- [Task statement]:
Pull each line holding "Revenus" out of the entries below.

--- start of Data listing ---

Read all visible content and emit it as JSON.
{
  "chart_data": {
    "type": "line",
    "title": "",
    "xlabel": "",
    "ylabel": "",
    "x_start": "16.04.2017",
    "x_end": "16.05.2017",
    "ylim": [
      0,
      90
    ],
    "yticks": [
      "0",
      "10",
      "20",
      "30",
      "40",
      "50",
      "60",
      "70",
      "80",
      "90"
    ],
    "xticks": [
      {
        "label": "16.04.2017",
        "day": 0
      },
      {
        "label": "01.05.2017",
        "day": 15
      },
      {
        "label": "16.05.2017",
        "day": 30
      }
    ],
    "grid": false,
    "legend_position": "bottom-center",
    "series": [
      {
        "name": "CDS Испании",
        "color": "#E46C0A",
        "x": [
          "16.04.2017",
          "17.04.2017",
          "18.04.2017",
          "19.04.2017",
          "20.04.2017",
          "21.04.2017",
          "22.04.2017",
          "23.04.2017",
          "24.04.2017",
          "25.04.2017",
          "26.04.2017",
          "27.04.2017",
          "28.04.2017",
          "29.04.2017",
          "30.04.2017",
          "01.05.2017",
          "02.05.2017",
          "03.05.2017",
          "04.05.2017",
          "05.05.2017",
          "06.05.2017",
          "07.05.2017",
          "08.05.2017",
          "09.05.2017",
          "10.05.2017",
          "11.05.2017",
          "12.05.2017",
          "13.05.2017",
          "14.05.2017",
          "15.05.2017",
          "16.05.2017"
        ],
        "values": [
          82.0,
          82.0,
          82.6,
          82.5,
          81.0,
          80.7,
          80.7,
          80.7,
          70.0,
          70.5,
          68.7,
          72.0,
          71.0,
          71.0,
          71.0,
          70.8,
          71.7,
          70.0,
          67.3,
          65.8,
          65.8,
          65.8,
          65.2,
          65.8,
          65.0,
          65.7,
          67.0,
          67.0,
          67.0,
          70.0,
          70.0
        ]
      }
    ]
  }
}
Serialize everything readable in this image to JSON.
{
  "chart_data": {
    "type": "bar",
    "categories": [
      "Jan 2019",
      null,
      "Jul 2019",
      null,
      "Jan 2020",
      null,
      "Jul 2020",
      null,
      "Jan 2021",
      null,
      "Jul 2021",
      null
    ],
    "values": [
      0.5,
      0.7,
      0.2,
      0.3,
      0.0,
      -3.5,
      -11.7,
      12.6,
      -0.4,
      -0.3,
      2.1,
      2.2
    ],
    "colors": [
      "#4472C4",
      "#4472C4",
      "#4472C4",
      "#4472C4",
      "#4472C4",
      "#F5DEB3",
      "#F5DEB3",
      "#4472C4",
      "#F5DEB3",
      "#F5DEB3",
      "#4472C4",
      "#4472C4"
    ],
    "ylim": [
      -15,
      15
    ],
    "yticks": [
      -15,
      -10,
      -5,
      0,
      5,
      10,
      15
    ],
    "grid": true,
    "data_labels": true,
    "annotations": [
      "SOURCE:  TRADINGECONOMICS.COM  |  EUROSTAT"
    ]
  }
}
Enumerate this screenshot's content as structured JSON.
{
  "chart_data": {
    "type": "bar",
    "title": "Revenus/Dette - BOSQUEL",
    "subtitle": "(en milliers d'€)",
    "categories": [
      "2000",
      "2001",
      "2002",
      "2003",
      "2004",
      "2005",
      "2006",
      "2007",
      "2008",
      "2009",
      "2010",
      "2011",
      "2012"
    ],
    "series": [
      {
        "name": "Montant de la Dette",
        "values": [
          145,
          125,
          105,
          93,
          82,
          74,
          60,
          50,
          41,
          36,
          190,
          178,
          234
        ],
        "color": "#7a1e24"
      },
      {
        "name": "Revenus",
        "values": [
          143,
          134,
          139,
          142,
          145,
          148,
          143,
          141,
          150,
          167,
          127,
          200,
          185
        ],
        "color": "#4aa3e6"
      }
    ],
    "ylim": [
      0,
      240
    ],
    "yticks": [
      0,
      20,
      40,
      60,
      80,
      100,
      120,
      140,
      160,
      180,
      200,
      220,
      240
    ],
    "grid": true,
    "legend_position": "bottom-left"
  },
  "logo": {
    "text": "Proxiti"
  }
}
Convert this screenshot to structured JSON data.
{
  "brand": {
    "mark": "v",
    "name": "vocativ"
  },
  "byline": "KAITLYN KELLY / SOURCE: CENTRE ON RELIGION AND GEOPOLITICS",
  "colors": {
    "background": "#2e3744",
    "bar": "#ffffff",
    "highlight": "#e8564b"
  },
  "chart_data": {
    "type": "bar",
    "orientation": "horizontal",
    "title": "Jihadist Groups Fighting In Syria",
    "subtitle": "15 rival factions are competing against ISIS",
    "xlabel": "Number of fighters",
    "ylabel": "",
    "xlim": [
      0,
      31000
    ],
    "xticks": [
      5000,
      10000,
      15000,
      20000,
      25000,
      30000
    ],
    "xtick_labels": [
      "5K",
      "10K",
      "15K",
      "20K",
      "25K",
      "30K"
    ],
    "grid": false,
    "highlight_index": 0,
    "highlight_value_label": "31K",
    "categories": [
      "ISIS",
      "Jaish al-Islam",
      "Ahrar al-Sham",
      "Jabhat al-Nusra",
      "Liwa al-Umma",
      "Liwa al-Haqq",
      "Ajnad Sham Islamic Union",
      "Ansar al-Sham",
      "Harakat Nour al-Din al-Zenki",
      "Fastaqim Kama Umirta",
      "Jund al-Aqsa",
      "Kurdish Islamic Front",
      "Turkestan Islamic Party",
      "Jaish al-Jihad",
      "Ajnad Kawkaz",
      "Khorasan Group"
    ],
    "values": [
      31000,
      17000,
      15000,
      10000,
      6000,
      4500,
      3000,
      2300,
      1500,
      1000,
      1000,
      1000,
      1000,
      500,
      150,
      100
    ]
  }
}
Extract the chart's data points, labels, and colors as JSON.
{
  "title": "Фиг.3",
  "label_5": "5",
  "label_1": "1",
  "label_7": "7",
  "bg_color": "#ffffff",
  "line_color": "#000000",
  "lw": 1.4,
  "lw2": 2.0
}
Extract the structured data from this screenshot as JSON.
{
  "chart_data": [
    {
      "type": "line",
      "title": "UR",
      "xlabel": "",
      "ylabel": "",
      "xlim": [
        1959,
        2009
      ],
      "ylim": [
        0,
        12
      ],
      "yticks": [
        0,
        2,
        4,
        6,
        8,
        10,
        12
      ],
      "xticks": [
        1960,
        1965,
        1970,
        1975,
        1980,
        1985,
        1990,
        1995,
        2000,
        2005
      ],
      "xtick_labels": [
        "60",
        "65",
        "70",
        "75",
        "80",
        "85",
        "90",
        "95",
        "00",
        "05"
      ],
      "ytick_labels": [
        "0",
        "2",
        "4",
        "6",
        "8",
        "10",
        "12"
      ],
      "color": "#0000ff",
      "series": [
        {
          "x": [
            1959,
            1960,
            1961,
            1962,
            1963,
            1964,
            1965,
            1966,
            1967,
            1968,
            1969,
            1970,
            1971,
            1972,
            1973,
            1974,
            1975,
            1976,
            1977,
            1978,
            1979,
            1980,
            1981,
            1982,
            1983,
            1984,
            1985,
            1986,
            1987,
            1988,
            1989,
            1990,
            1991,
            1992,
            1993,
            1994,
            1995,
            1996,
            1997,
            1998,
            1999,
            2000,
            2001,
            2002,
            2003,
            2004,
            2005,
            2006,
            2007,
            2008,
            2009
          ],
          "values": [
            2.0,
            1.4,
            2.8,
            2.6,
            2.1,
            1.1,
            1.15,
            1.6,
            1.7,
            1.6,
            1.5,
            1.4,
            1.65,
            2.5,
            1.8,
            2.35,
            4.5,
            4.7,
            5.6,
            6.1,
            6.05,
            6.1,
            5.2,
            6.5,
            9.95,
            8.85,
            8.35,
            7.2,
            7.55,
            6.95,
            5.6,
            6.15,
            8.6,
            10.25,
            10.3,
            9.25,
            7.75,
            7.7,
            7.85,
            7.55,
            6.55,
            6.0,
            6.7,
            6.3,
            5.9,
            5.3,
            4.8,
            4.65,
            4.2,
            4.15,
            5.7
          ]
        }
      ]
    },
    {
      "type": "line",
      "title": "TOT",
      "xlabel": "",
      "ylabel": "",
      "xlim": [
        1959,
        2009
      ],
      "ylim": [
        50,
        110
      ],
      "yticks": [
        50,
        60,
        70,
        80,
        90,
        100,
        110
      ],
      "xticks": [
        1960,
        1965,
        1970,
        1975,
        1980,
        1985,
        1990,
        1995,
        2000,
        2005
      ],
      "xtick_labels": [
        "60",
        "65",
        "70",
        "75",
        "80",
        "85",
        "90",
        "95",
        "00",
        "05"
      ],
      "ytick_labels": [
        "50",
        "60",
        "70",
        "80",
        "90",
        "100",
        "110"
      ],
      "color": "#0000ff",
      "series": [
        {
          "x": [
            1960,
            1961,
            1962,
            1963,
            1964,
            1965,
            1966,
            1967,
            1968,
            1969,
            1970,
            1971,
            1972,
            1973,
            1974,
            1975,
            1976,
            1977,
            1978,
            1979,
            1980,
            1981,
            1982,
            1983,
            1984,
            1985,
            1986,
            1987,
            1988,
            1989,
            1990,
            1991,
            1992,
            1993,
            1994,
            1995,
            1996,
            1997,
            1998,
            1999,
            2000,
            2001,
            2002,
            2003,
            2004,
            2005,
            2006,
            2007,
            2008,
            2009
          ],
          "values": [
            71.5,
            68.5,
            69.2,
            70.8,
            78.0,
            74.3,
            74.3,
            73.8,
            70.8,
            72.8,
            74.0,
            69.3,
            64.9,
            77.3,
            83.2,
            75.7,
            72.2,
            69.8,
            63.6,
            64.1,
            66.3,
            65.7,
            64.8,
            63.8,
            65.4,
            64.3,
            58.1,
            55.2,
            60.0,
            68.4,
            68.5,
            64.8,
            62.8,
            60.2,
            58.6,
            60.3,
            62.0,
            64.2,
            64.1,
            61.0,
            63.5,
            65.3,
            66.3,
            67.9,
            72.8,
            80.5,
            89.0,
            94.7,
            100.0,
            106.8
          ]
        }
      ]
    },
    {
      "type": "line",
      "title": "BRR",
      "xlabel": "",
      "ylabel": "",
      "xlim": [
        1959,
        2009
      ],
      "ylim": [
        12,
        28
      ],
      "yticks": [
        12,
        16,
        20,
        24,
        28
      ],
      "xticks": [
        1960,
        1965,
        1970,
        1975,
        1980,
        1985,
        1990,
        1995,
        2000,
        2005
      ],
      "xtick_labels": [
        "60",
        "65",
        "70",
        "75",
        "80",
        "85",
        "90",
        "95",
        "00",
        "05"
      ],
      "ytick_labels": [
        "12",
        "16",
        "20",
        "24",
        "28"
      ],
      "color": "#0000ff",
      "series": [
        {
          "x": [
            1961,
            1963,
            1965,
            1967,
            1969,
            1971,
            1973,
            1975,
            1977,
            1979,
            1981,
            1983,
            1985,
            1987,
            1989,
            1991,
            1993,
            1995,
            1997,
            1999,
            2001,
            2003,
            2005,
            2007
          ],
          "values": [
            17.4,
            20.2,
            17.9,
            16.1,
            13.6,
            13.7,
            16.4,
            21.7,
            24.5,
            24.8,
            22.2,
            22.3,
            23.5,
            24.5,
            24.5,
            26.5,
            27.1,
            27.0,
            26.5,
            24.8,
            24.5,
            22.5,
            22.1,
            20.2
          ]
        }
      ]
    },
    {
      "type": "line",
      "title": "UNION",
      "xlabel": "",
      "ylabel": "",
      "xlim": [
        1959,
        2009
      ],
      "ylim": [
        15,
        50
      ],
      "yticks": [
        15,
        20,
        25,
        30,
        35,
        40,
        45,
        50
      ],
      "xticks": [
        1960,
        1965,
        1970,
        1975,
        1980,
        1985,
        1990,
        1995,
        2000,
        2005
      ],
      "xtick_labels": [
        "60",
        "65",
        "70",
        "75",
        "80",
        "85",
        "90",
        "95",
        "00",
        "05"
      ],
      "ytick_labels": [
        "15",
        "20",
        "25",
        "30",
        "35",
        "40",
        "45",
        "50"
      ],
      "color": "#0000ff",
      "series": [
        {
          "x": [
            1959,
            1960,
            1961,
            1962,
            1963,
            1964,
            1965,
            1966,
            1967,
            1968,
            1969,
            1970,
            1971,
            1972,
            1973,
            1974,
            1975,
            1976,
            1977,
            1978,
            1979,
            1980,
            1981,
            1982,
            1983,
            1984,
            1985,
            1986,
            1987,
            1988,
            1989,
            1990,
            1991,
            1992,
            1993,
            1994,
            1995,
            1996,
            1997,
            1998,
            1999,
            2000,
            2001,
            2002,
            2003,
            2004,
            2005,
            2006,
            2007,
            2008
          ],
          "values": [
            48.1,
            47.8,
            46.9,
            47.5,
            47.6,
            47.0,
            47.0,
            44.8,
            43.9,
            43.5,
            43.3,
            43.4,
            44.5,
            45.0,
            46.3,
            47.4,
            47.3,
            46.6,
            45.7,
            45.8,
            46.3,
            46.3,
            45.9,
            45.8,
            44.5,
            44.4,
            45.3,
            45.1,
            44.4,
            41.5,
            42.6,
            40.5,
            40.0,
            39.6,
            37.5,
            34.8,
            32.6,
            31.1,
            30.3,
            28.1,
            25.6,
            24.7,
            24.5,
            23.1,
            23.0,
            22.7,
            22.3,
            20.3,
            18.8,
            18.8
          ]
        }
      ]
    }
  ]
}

--- end of Data listing ---

- [Reply to the task]:
    "title": "Revenus/Dette - BOSQUEL",
        "name": "Revenus",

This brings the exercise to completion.